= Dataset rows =
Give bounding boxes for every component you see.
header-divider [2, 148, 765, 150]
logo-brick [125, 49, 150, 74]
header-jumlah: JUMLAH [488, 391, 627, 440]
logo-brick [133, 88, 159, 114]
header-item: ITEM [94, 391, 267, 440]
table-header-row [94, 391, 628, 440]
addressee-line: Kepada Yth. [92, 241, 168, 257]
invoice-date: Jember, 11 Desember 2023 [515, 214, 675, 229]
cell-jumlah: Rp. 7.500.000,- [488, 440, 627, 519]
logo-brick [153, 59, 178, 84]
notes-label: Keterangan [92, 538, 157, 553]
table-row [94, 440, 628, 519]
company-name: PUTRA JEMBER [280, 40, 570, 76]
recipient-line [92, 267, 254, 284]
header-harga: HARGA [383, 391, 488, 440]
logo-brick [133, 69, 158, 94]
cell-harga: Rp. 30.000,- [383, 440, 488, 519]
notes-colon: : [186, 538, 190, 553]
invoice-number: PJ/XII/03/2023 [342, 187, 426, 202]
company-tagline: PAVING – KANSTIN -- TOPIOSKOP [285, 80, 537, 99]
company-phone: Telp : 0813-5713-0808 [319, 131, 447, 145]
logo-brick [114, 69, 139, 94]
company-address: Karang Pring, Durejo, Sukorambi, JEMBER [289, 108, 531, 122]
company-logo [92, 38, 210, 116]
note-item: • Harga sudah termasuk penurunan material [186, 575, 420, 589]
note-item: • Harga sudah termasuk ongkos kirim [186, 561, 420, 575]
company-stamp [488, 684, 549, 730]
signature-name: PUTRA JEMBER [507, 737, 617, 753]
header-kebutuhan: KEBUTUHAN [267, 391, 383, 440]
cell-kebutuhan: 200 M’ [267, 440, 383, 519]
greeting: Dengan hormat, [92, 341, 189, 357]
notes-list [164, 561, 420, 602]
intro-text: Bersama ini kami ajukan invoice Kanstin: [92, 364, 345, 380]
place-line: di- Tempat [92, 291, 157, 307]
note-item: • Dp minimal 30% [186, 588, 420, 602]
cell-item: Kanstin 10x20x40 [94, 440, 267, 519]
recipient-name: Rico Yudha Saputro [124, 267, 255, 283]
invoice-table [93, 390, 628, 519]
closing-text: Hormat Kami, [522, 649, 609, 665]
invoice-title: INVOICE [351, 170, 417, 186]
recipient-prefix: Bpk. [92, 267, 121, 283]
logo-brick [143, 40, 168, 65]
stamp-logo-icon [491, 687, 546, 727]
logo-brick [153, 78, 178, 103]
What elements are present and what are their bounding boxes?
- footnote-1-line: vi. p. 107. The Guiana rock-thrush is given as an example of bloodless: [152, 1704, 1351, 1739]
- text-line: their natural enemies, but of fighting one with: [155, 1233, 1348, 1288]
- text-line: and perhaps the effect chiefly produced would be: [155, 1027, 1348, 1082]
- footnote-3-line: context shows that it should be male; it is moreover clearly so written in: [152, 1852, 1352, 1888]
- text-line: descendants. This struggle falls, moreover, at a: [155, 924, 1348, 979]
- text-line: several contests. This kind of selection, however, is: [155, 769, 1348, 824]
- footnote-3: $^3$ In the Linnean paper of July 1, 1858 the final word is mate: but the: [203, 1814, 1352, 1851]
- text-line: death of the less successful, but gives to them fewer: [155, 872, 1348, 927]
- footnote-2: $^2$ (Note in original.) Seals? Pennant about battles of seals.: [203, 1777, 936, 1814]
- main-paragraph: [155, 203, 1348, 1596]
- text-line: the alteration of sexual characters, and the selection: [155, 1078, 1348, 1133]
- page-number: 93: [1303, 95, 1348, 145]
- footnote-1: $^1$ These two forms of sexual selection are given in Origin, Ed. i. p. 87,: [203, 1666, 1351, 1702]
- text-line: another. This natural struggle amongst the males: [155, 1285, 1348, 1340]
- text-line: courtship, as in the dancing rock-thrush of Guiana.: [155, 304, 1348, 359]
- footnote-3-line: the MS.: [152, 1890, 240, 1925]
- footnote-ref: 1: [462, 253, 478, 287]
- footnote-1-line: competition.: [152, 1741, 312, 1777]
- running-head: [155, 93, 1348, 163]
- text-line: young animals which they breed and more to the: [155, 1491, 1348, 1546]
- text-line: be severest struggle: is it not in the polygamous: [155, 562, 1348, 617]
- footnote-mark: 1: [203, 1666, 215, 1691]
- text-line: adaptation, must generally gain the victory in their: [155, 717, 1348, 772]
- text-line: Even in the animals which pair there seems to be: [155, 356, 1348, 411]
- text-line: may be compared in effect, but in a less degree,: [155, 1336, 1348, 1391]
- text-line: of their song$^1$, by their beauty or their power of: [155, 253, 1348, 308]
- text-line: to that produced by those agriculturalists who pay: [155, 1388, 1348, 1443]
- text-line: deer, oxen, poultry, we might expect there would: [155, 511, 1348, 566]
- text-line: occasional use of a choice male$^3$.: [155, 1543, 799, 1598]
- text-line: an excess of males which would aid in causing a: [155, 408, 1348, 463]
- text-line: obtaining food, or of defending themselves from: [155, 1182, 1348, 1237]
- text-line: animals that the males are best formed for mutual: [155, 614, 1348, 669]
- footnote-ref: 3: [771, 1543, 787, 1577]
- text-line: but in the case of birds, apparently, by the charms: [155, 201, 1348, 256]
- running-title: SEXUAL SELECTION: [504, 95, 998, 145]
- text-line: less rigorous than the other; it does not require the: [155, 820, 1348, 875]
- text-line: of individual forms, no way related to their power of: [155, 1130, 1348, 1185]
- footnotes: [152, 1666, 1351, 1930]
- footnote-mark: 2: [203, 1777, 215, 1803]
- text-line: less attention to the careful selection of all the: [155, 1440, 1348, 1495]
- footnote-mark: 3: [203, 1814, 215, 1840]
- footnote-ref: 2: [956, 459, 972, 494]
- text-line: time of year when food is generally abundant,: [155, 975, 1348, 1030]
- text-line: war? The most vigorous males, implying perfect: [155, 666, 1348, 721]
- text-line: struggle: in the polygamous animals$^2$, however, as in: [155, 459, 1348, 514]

= Given instruction =
Copy all of the records above line for line, without changing a single character.

= Solution for this exercise =
Give bounding boxes for every component you see.
header-divider [2, 148, 765, 150]
logo-brick [125, 49, 150, 74]
header-jumlah: JUMLAH [488, 391, 627, 440]
logo-brick [133, 88, 159, 114]
header-item: ITEM [94, 391, 267, 440]
table-header-row [94, 391, 628, 440]
addressee-line: Kepada Yth. [92, 241, 168, 257]
invoice-date: Jember, 11 Desember 2023 [515, 214, 675, 229]
cell-jumlah: Rp. 7.500.000,- [488, 440, 627, 519]
logo-brick [153, 59, 178, 84]
notes-label: Keterangan [92, 538, 157, 553]
table-row [94, 440, 628, 519]
company-name: PUTRA JEMBER [280, 40, 570, 76]
recipient-line [92, 267, 254, 284]
header-harga: HARGA [383, 391, 488, 440]
logo-brick [133, 69, 158, 94]
cell-harga: Rp. 30.000,- [383, 440, 488, 519]
notes-colon: : [186, 538, 190, 553]
invoice-number: PJ/XII/03/2023 [342, 187, 426, 202]
company-tagline: PAVING – KANSTIN -- TOPIOSKOP [285, 80, 537, 99]
company-phone: Telp : 0813-5713-0808 [319, 131, 447, 145]
logo-brick [114, 69, 139, 94]
company-address: Karang Pring, Durejo, Sukorambi, JEMBER [289, 108, 531, 122]
company-logo [92, 38, 210, 116]
note-item: • Harga sudah termasuk penurunan material [186, 575, 420, 589]
note-item: • Harga sudah termasuk ongkos kirim [186, 561, 420, 575]
company-stamp [488, 684, 549, 730]
signature-name: PUTRA JEMBER [507, 737, 617, 753]
header-kebutuhan: KEBUTUHAN [267, 391, 383, 440]
cell-kebutuhan: 200 M’ [267, 440, 383, 519]
greeting: Dengan hormat, [92, 341, 189, 357]
notes-list [164, 561, 420, 602]
intro-text: Bersama ini kami ajukan invoice Kanstin: [92, 364, 345, 380]
place-line: di- Tempat [92, 291, 157, 307]
note-item: • Dp minimal 30% [186, 588, 420, 602]
cell-item: Kanstin 10x20x40 [94, 440, 267, 519]
recipient-name: Rico Yudha Saputro [124, 267, 255, 283]
invoice-table [93, 390, 628, 519]
closing-text: Hormat Kami, [522, 649, 609, 665]
invoice-title: INVOICE [351, 170, 417, 186]
recipient-prefix: Bpk. [92, 267, 121, 283]
logo-brick [143, 40, 168, 65]
stamp-logo-icon [491, 687, 546, 727]
logo-brick [153, 78, 178, 103]
What elements are present and what are their bounding boxes?
- footnote-1-line: vi. p. 107. The Guiana rock-thrush is given as an example of bloodless: [152, 1704, 1351, 1739]
- text-line: their natural enemies, but of fighting one with: [155, 1233, 1348, 1288]
- text-line: and perhaps the effect chiefly produced would be: [155, 1027, 1348, 1082]
- footnote-3-line: context shows that it should be male; it is moreover clearly so written in: [152, 1852, 1352, 1888]
- text-line: descendants. This struggle falls, moreover, at a: [155, 924, 1348, 979]
- text-line: several contests. This kind of selection, however, is: [155, 769, 1348, 824]
- footnote-3: $^3$ In the Linnean paper of July 1, 1858 the final word is mate: but the: [203, 1814, 1352, 1851]
- text-line: death of the less successful, but gives to them fewer: [155, 872, 1348, 927]
- footnote-2: $^2$ (Note in original.) Seals? Pennant about battles of seals.: [203, 1777, 936, 1814]
- main-paragraph: [155, 203, 1348, 1596]
- text-line: the alteration of sexual characters, and the selection: [155, 1078, 1348, 1133]
- page-number: 93: [1303, 95, 1348, 145]
- footnote-1: $^1$ These two forms of sexual selection are given in Origin, Ed. i. p. 87,: [203, 1666, 1351, 1702]
- text-line: another. This natural struggle amongst the males: [155, 1285, 1348, 1340]
- text-line: courtship, as in the dancing rock-thrush of Guiana.: [155, 304, 1348, 359]
- footnote-3-line: the MS.: [152, 1890, 240, 1925]
- footnote-ref: 1: [462, 253, 478, 287]
- footnote-1-line: competition.: [152, 1741, 312, 1777]
- running-head: [155, 93, 1348, 163]
- text-line: young animals which they breed and more to the: [155, 1491, 1348, 1546]
- text-line: be severest struggle: is it not in the polygamous: [155, 562, 1348, 617]
- footnote-mark: 1: [203, 1666, 215, 1691]
- text-line: adaptation, must generally gain the victory in their: [155, 717, 1348, 772]
- text-line: Even in the animals which pair there seems to be: [155, 356, 1348, 411]
- text-line: may be compared in effect, but in a less degree,: [155, 1336, 1348, 1391]
- text-line: of their song$^1$, by their beauty or their power of: [155, 253, 1348, 308]
- text-line: to that produced by those agriculturalists who pay: [155, 1388, 1348, 1443]
- text-line: deer, oxen, poultry, we might expect there would: [155, 511, 1348, 566]
- text-line: occasional use of a choice male$^3$.: [155, 1543, 799, 1598]
- text-line: an excess of males which would aid in causing a: [155, 408, 1348, 463]
- text-line: obtaining food, or of defending themselves from: [155, 1182, 1348, 1237]
- text-line: animals that the males are best formed for mutual: [155, 614, 1348, 669]
- footnote-ref: 3: [771, 1543, 787, 1577]
- text-line: but in the case of birds, apparently, by the charms: [155, 201, 1348, 256]
- running-title: SEXUAL SELECTION: [504, 95, 998, 145]
- text-line: less rigorous than the other; it does not require the: [155, 820, 1348, 875]
- text-line: of individual forms, no way related to their power of: [155, 1130, 1348, 1185]
- footnotes: [152, 1666, 1351, 1930]
- footnote-mark: 2: [203, 1777, 215, 1803]
- text-line: less attention to the careful selection of all the: [155, 1440, 1348, 1495]
- footnote-mark: 3: [203, 1814, 215, 1840]
- footnote-ref: 2: [956, 459, 972, 494]
- text-line: time of year when food is generally abundant,: [155, 975, 1348, 1030]
- text-line: war? The most vigorous males, implying perfect: [155, 666, 1348, 721]
- text-line: struggle: in the polygamous animals$^2$, however, as in: [155, 459, 1348, 514]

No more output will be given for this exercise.